» OBJECTIVE:
Search the material below for the string "value" and list each line that holds it.

» ENTRIES SHOWN:
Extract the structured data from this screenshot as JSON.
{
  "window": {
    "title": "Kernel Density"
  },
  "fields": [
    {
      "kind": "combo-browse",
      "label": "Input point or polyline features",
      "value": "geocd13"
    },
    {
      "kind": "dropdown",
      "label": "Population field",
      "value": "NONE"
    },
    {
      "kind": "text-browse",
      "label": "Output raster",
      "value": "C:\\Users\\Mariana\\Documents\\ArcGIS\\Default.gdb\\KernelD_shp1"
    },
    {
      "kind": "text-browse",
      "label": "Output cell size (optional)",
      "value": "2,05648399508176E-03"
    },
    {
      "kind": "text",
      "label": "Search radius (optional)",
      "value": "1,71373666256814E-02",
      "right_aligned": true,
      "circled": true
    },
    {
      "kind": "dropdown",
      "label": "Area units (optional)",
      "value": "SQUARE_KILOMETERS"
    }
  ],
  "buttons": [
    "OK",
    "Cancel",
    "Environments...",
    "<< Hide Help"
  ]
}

» RESPONSE TO THIS EXERCISE:
      "value": "geocd13"
      "value": "NONE"
      "value": "C:\\Users\\Mariana\\Documents\\ArcGIS\\Default.gdb\\KernelD_shp1"
      "value": "2,05648399508176E-03"
      "value": "1,71373666256814E-02",
      "value": "SQUARE_KILOMETERS"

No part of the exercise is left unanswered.